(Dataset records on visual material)
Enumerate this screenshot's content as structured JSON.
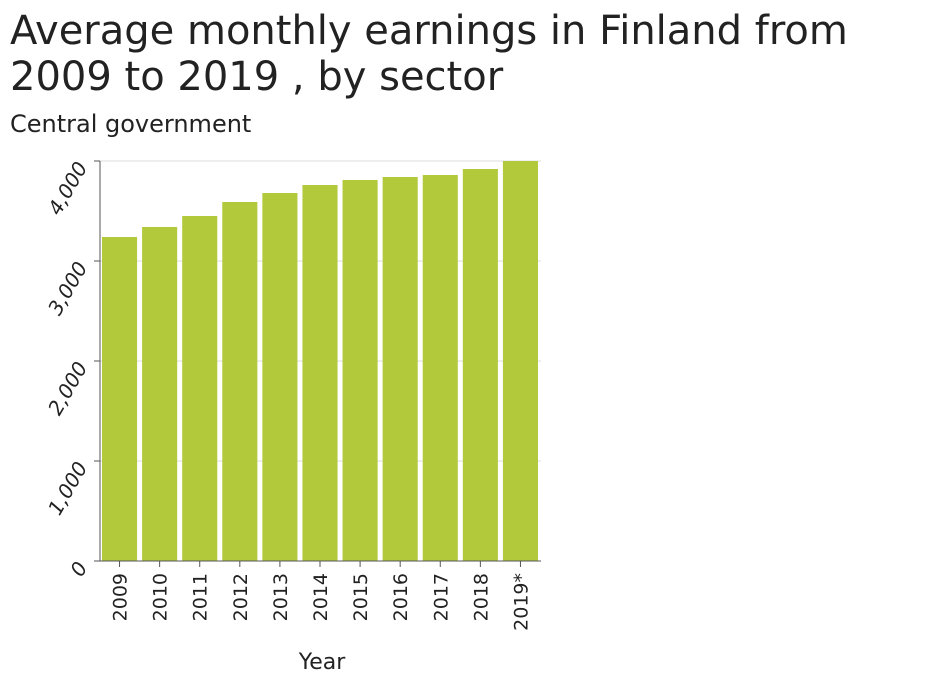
{
  "chart_data": {
    "type": "bar",
    "title": "Average monthly earnings in Finland from 2009 to 2019 , by sector",
    "subtitle": "Central government",
    "xlabel": "Year",
    "ylabel": "",
    "categories": [
      "2009",
      "2010",
      "2011",
      "2012",
      "2013",
      "2014",
      "2015",
      "2016",
      "2017",
      "2018",
      "2019*"
    ],
    "values": [
      3240,
      3340,
      3450,
      3590,
      3680,
      3760,
      3810,
      3840,
      3860,
      3920,
      4020
    ],
    "ylim": [
      0,
      4000
    ],
    "yticks": [
      0,
      1000,
      2000,
      3000,
      4000
    ],
    "ytick_labels": [
      "0",
      "1,000",
      "2,000",
      "3,000",
      "4,000"
    ],
    "bar_color": "#b2c93c",
    "grid": true,
    "legend": "none"
  }
}
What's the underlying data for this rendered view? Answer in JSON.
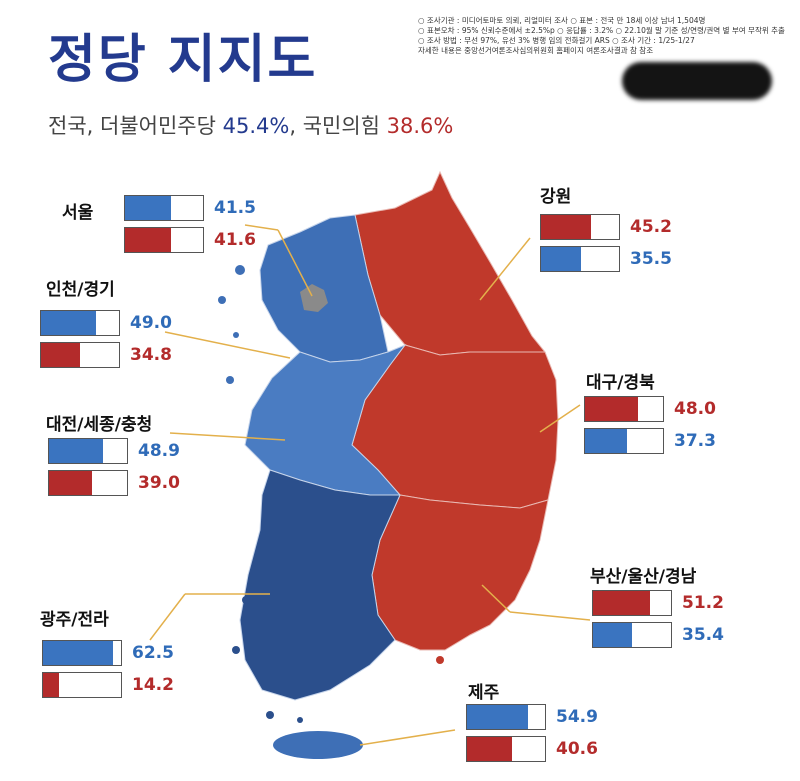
{
  "title": "정당 지지도",
  "subtitle": {
    "prefix": "전국, ",
    "party_a": "더불어민주당",
    "party_a_pct": "45.4%",
    "sep": ", ",
    "party_b": "국민의힘",
    "party_b_pct": "38.6%"
  },
  "notes": [
    "○ 조사기관 : 미디어토마토 의뢰, 리얼미터 조사 ○ 표본 : 전국 만 18세 이상 남녀 1,504명",
    "○ 표본오차 : 95% 신뢰수준에서 ±2.5%p ○ 응답률 : 3.2% ○ 22.10월 말 기준 성/연령/권역 별 부여 무작위 추출",
    "○ 조사 방법 : 무선 97%, 유선 3% 병행 임의 전화걸기 ARS ○ 조사 기간 : 1/25-1/27",
    "자세한 내용은 중앙선거여론조사심의위원회 홈페이지 여론조사결과 참 참조"
  ],
  "colors": {
    "blue": "#3a74c0",
    "red": "#b32b2b",
    "map_blue": "#3e6fb6",
    "map_dark_blue": "#2b4f8c",
    "map_red": "#c0392b",
    "seoul_gray": "#8a8a8a"
  },
  "chart_data": {
    "type": "bar",
    "title": "정당 지지도",
    "series_colors": {
      "blue": "#3a74c0",
      "red": "#b32b2b"
    },
    "regions": [
      {
        "key": "seoul",
        "name": "서울",
        "blue": 41.5,
        "red": 41.6,
        "order": [
          "blue",
          "red"
        ]
      },
      {
        "key": "incheon",
        "name": "인천/경기",
        "blue": 49.0,
        "red": 34.8,
        "order": [
          "blue",
          "red"
        ]
      },
      {
        "key": "daejeon",
        "name": "대전/세종/충청",
        "blue": 48.9,
        "red": 39.0,
        "order": [
          "blue",
          "red"
        ]
      },
      {
        "key": "gwangju",
        "name": "광주/전라",
        "blue": 62.5,
        "red": 14.2,
        "order": [
          "blue",
          "red"
        ]
      },
      {
        "key": "gangwon",
        "name": "강원",
        "blue": 35.5,
        "red": 45.2,
        "order": [
          "red",
          "blue"
        ]
      },
      {
        "key": "daegu",
        "name": "대구/경북",
        "blue": 37.3,
        "red": 48.0,
        "order": [
          "red",
          "blue"
        ]
      },
      {
        "key": "busan",
        "name": "부산/울산/경남",
        "blue": 35.4,
        "red": 51.2,
        "order": [
          "red",
          "blue"
        ]
      },
      {
        "key": "jeju",
        "name": "제주",
        "blue": 54.9,
        "red": 40.6,
        "order": [
          "blue",
          "red"
        ]
      }
    ],
    "value_format": "one-decimal",
    "axis": {
      "min": 0,
      "max": 70
    }
  }
}
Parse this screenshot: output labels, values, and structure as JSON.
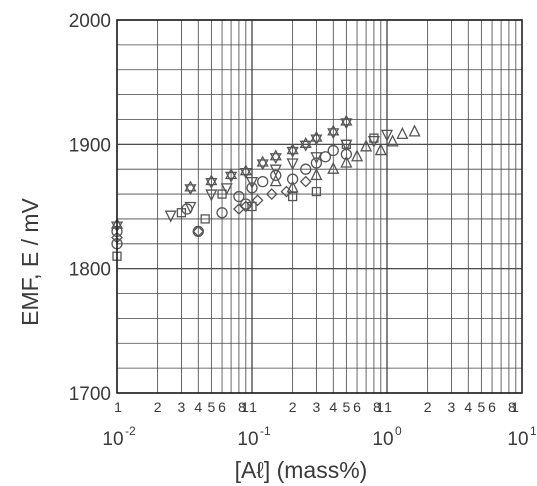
{
  "chart_data": {
    "type": "scatter",
    "title": "",
    "xlabel": "[Aℓ]  (mass%)",
    "ylabel": "EMF,  E / mV",
    "x_scale": "log",
    "xlim": [
      0.01,
      10
    ],
    "ylim": [
      1700,
      2000
    ],
    "y_ticks": [
      "1700",
      "1800",
      "1900",
      "2000"
    ],
    "x_major_ticks": [
      {
        "base": "10",
        "exp": "-2",
        "value": 0.01
      },
      {
        "base": "10",
        "exp": "-1",
        "value": 0.1
      },
      {
        "base": "10",
        "exp": "0",
        "value": 1
      },
      {
        "base": "10",
        "exp": "1",
        "value": 10
      }
    ],
    "x_minor_labels": [
      "1",
      "2",
      "3",
      "4",
      "5",
      "6",
      "8",
      "1"
    ],
    "grid": true,
    "series": [
      {
        "marker": "circle",
        "x": [
          0.01,
          0.01,
          0.033,
          0.04,
          0.06,
          0.08,
          0.09,
          0.1,
          0.12,
          0.15,
          0.2,
          0.25,
          0.3,
          0.35,
          0.4,
          0.5
        ],
        "y": [
          1820,
          1830,
          1848,
          1830,
          1845,
          1858,
          1852,
          1865,
          1870,
          1875,
          1872,
          1880,
          1885,
          1890,
          1895,
          1892
        ]
      },
      {
        "marker": "triangle",
        "x": [
          0.15,
          0.2,
          0.3,
          0.4,
          0.5,
          0.6,
          0.7,
          0.9,
          1.1,
          1.3,
          1.6
        ],
        "y": [
          1870,
          1865,
          1875,
          1880,
          1885,
          1890,
          1898,
          1895,
          1902,
          1908,
          1910
        ]
      },
      {
        "marker": "inverted-triangle",
        "x": [
          0.025,
          0.035,
          0.05,
          0.065,
          0.1,
          0.15,
          0.2,
          0.3,
          0.5,
          0.8,
          1.0
        ],
        "y": [
          1843,
          1850,
          1860,
          1865,
          1870,
          1880,
          1885,
          1890,
          1900,
          1903,
          1908
        ]
      },
      {
        "marker": "square",
        "x": [
          0.01,
          0.03,
          0.045,
          0.06,
          0.1,
          0.2,
          0.3,
          0.5,
          0.8
        ],
        "y": [
          1810,
          1845,
          1840,
          1860,
          1850,
          1858,
          1862,
          1900,
          1905
        ]
      },
      {
        "marker": "star",
        "x": [
          0.01,
          0.035,
          0.05,
          0.07,
          0.09,
          0.12,
          0.15,
          0.2,
          0.25,
          0.3,
          0.4,
          0.5
        ],
        "y": [
          1835,
          1865,
          1870,
          1875,
          1878,
          1885,
          1890,
          1895,
          1900,
          1905,
          1910,
          1918
        ]
      },
      {
        "marker": "diamond",
        "x": [
          0.01,
          0.04,
          0.08,
          0.09,
          0.11,
          0.14,
          0.18,
          0.25
        ],
        "y": [
          1825,
          1830,
          1848,
          1850,
          1855,
          1860,
          1862,
          1870
        ]
      }
    ]
  }
}
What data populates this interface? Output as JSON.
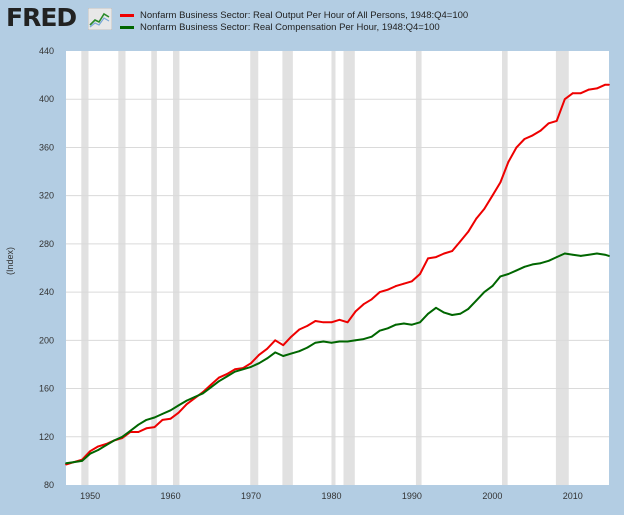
{
  "brand": {
    "name": "FRED"
  },
  "legend": [
    {
      "label": "Nonfarm Business Sector: Real Output Per Hour of All Persons, 1948:Q4=100",
      "color": "#ee0000"
    },
    {
      "label": "Nonfarm Business Sector: Real Compensation Per Hour, 1948:Q4=100",
      "color": "#006600"
    }
  ],
  "chart_data": {
    "type": "line",
    "ylabel": "(Index)",
    "ylim": [
      80,
      440
    ],
    "xlim": [
      1947,
      2014.5
    ],
    "yticks": [
      80,
      120,
      160,
      200,
      240,
      280,
      320,
      360,
      400,
      440
    ],
    "xticks": [
      1950,
      1960,
      1970,
      1980,
      1990,
      2000,
      2010
    ],
    "grid": "horizontal",
    "recessions": [
      [
        1948.9,
        1949.8
      ],
      [
        1953.5,
        1954.4
      ],
      [
        1957.6,
        1958.3
      ],
      [
        1960.3,
        1961.1
      ],
      [
        1969.9,
        1970.9
      ],
      [
        1973.9,
        1975.2
      ],
      [
        1980.0,
        1980.5
      ],
      [
        1981.5,
        1982.9
      ],
      [
        1990.5,
        1991.2
      ],
      [
        2001.2,
        2001.9
      ],
      [
        2007.9,
        2009.5
      ]
    ],
    "series": [
      {
        "name": "Nonfarm Business Sector: Real Output Per Hour of All Persons, 1948:Q4=100",
        "color": "#ee0000",
        "x": [
          1947,
          1948,
          1949,
          1950,
          1951,
          1952,
          1953,
          1954,
          1955,
          1956,
          1957,
          1958,
          1959,
          1960,
          1961,
          1962,
          1963,
          1964,
          1965,
          1966,
          1967,
          1968,
          1969,
          1970,
          1971,
          1972,
          1973,
          1974,
          1975,
          1976,
          1977,
          1978,
          1979,
          1980,
          1981,
          1982,
          1983,
          1984,
          1985,
          1986,
          1987,
          1988,
          1989,
          1990,
          1991,
          1992,
          1993,
          1994,
          1995,
          1996,
          1997,
          1998,
          1999,
          2000,
          2001,
          2002,
          2003,
          2004,
          2005,
          2006,
          2007,
          2008,
          2009,
          2010,
          2011,
          2012,
          2013,
          2014,
          2014.5
        ],
        "values": [
          97,
          99,
          101,
          108,
          112,
          114,
          117,
          119,
          124,
          124,
          127,
          128,
          134,
          135,
          140,
          147,
          152,
          157,
          163,
          169,
          172,
          176,
          177,
          181,
          188,
          193,
          200,
          196,
          203,
          209,
          212,
          216,
          215,
          215,
          217,
          215,
          224,
          230,
          234,
          240,
          242,
          245,
          247,
          249,
          255,
          268,
          269,
          272,
          274,
          282,
          290,
          301,
          309,
          320,
          331,
          348,
          360,
          367,
          370,
          374,
          380,
          382,
          400,
          405,
          405,
          408,
          409,
          412,
          412
        ]
      },
      {
        "name": "Nonfarm Business Sector: Real Compensation Per Hour, 1948:Q4=100",
        "color": "#006600",
        "x": [
          1947,
          1948,
          1949,
          1950,
          1951,
          1952,
          1953,
          1954,
          1955,
          1956,
          1957,
          1958,
          1959,
          1960,
          1961,
          1962,
          1963,
          1964,
          1965,
          1966,
          1967,
          1968,
          1969,
          1970,
          1971,
          1972,
          1973,
          1974,
          1975,
          1976,
          1977,
          1978,
          1979,
          1980,
          1981,
          1982,
          1983,
          1984,
          1985,
          1986,
          1987,
          1988,
          1989,
          1990,
          1991,
          1992,
          1993,
          1994,
          1995,
          1996,
          1997,
          1998,
          1999,
          2000,
          2001,
          2002,
          2003,
          2004,
          2005,
          2006,
          2007,
          2008,
          2009,
          2010,
          2011,
          2012,
          2013,
          2014,
          2014.5
        ],
        "values": [
          98,
          99,
          100,
          106,
          109,
          113,
          117,
          120,
          125,
          130,
          134,
          136,
          139,
          142,
          146,
          150,
          153,
          156,
          161,
          166,
          170,
          174,
          176,
          178,
          181,
          185,
          190,
          187,
          189,
          191,
          194,
          198,
          199,
          198,
          199,
          199,
          200,
          201,
          203,
          208,
          210,
          213,
          214,
          213,
          215,
          222,
          227,
          223,
          221,
          222,
          226,
          233,
          240,
          245,
          253,
          255,
          258,
          261,
          263,
          264,
          266,
          269,
          272,
          271,
          270,
          271,
          272,
          271,
          270
        ]
      }
    ]
  }
}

- _INSTRUCTIONS FOR THE TASK_
Please list every line of the records that contains "name".

- _WRITTEN SOLUTION_
        "name": "서울",
        "name": "인천/경기",
        "name": "대전/세종/충청",
        "name": "광주/전라",
        "name": "강원",
        "name": "대구/경북",
        "name": "부산/울산/경남",
        "name": "제주",
    "name": "FRED"
        "name": "Nonfarm Business Sector: Real Output Per Hour of All Persons, 1948:Q4=100",
        "name": "Nonfarm Business Sector: Real Compensation Per Hour, 1948:Q4=100",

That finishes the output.